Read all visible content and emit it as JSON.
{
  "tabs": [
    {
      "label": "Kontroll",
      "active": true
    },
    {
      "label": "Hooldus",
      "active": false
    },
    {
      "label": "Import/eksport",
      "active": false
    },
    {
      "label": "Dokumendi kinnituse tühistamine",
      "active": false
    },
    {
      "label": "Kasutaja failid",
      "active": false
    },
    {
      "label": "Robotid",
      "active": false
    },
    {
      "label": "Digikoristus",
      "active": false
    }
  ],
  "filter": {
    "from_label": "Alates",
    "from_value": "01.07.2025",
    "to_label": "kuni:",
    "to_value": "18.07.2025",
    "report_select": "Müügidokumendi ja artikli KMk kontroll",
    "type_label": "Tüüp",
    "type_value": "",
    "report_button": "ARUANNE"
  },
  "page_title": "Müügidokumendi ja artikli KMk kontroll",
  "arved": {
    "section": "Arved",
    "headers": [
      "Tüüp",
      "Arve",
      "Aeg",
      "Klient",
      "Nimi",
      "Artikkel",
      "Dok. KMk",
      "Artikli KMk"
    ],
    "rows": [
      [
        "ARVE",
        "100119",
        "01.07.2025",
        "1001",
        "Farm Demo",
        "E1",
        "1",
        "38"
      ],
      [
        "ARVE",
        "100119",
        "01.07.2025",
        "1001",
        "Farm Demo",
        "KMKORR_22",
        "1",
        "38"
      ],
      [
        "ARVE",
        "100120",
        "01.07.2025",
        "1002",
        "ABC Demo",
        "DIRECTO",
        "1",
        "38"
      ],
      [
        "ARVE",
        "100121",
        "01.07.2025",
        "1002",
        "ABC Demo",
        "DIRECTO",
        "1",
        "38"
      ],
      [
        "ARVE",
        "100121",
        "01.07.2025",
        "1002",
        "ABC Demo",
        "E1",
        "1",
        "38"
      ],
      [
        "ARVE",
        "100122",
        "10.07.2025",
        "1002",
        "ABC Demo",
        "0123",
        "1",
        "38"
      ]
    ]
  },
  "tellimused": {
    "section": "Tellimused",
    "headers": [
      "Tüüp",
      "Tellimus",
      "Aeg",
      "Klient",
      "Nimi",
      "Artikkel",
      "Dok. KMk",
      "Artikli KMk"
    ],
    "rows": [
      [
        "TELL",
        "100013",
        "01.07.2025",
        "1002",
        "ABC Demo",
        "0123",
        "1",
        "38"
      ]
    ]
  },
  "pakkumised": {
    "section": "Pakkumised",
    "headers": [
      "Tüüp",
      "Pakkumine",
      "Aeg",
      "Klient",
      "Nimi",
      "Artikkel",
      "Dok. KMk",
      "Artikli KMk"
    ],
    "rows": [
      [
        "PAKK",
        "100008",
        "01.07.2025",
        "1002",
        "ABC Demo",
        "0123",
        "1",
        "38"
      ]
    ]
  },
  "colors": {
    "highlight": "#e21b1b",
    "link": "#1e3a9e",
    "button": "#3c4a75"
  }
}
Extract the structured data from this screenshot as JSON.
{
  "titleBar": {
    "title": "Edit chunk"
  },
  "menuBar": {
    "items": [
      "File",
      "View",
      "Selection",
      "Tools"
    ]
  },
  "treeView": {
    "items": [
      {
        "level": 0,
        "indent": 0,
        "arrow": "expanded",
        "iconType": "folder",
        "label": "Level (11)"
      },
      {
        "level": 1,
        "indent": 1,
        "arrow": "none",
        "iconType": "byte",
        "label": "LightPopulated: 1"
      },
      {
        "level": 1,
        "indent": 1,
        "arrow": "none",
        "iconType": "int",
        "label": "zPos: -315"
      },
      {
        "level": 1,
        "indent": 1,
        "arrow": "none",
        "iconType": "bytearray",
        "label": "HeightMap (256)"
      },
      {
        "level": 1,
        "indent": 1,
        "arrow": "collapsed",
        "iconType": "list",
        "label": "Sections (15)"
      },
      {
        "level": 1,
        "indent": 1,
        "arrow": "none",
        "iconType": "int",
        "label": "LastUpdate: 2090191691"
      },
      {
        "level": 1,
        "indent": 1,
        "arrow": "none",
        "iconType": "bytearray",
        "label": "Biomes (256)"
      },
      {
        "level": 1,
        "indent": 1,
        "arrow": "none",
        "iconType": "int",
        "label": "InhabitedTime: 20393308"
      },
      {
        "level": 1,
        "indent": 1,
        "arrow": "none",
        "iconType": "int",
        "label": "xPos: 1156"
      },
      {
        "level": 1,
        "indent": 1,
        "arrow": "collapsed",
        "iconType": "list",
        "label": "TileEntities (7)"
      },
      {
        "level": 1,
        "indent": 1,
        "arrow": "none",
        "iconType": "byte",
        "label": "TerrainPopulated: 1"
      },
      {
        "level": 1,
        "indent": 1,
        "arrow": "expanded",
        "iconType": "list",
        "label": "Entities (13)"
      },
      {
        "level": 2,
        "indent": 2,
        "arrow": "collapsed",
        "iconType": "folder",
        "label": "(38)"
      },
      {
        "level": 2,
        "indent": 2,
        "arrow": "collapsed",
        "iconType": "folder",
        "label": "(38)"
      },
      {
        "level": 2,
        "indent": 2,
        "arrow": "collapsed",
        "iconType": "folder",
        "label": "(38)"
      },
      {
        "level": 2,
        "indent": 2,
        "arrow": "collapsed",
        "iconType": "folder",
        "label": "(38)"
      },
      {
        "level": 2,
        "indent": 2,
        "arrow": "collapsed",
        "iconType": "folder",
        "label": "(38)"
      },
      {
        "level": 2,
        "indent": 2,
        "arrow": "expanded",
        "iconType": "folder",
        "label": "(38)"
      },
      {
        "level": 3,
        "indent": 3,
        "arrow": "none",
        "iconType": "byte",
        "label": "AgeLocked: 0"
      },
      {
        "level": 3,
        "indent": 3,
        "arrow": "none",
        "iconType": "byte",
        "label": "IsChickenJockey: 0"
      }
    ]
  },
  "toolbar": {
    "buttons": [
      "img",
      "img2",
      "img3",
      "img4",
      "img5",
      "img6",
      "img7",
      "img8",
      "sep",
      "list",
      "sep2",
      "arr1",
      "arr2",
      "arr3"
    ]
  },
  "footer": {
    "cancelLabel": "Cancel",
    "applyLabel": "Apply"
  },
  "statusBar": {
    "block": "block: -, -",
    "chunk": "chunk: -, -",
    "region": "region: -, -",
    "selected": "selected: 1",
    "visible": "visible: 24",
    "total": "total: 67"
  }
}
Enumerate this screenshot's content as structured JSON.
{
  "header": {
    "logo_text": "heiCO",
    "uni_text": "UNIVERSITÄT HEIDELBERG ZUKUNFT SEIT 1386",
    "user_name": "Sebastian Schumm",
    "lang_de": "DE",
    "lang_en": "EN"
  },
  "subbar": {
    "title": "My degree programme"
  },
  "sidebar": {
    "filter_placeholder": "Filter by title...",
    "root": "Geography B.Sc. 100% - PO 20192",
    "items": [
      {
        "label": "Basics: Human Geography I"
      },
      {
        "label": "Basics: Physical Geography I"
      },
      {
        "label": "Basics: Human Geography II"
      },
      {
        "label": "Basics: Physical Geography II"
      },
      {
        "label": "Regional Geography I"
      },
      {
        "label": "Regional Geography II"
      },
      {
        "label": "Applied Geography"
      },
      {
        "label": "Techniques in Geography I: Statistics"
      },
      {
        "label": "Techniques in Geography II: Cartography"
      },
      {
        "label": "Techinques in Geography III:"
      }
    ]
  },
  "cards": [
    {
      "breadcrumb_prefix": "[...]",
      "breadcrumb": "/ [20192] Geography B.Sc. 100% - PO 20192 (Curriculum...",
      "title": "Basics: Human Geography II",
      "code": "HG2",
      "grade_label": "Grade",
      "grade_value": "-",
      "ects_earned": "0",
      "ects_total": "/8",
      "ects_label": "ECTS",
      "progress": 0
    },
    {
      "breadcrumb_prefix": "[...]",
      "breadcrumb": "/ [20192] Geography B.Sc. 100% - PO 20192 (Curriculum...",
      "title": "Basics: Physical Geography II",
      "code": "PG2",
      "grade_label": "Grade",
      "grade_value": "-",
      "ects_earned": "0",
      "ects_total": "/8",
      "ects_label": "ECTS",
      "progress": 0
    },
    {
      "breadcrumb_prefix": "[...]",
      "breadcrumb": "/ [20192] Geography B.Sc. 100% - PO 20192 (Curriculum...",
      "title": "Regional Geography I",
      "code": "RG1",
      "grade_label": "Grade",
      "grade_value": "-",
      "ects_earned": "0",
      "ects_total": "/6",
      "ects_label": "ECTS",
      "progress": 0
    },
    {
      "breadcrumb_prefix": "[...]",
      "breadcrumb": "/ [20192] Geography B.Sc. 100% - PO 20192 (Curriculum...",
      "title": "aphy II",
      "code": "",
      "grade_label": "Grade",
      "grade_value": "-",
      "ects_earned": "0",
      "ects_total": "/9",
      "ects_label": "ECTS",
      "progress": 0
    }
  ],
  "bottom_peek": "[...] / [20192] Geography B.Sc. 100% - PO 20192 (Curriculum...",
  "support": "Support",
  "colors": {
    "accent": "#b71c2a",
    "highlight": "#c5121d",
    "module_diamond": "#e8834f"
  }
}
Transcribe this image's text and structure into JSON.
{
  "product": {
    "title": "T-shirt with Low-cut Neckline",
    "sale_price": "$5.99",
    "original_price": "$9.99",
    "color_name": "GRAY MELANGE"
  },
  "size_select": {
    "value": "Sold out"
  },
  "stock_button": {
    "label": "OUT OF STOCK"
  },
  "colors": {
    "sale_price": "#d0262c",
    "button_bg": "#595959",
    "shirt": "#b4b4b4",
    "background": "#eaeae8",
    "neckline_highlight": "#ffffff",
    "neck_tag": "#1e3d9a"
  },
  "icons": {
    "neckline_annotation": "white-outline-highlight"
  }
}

..........

▶ **What you will do**: Identify how many lines in the entries above include the string "content", then state that number alone.

▶ **Response to the task**: 2